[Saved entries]
* Start *

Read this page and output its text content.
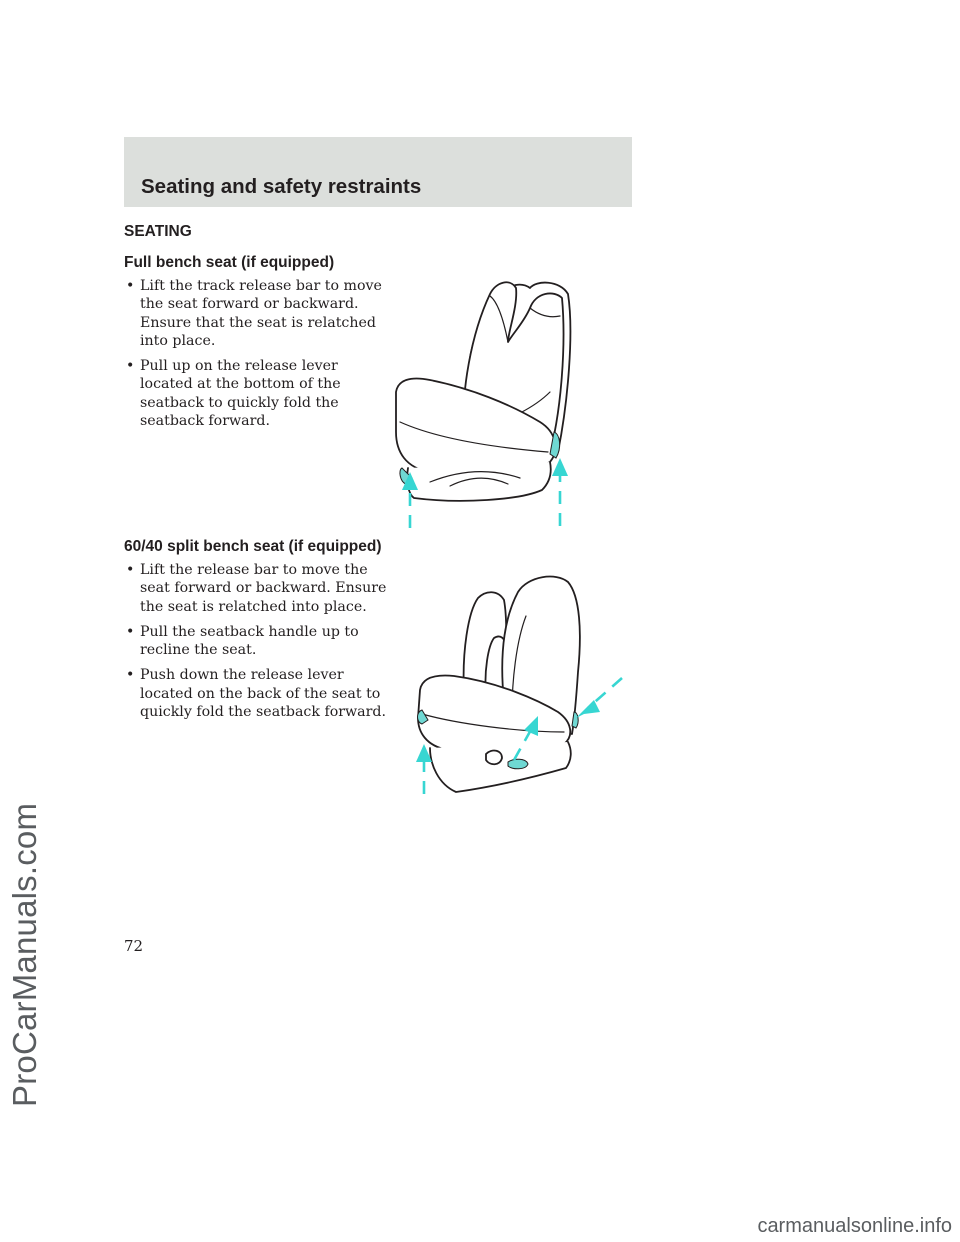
Seating and safety restraints
ProCarManuals.com
SEATING
Full bench seat (if equipped)
• Lift the track release bar to move
the seat forward or backward.
Ensure that the seat is relatched
into place.
• Pull up on the release lever
located at the bottom of the
seatback to quickly fold the
seatback forward.
60/40 split bench seat (if equipped)
• Lift the release bar to move the
seat forward or backward. Ensure
the seat is relatched into place.
• Pull the seatback handle up to
recline the seat.
• Push down the release lever
located on the back of the seat to
quickly fold the seatback forward.
72
carmanualsonline.info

* End *

__WORK INSTRUCTIONS__: Give the data again exactly as written, with all pictures left out.

__PROBLEM SOLUTION__:
Read this page and output its text content.
Seating and safety restraints
ProCarManuals.com
SEATING
Full bench seat (if equipped)
• Lift the track release bar to move
the seat forward or backward.
Ensure that the seat is relatched
into place.
• Pull up on the release lever
located at the bottom of the
seatback to quickly fold the
seatback forward.
60/40 split bench seat (if equipped)
• Lift the release bar to move the
seat forward or backward. Ensure
the seat is relatched into place.
• Pull the seatback handle up to
recline the seat.
• Push down the release lever
located on the back of the seat to
quickly fold the seatback forward.
72
carmanualsonline.info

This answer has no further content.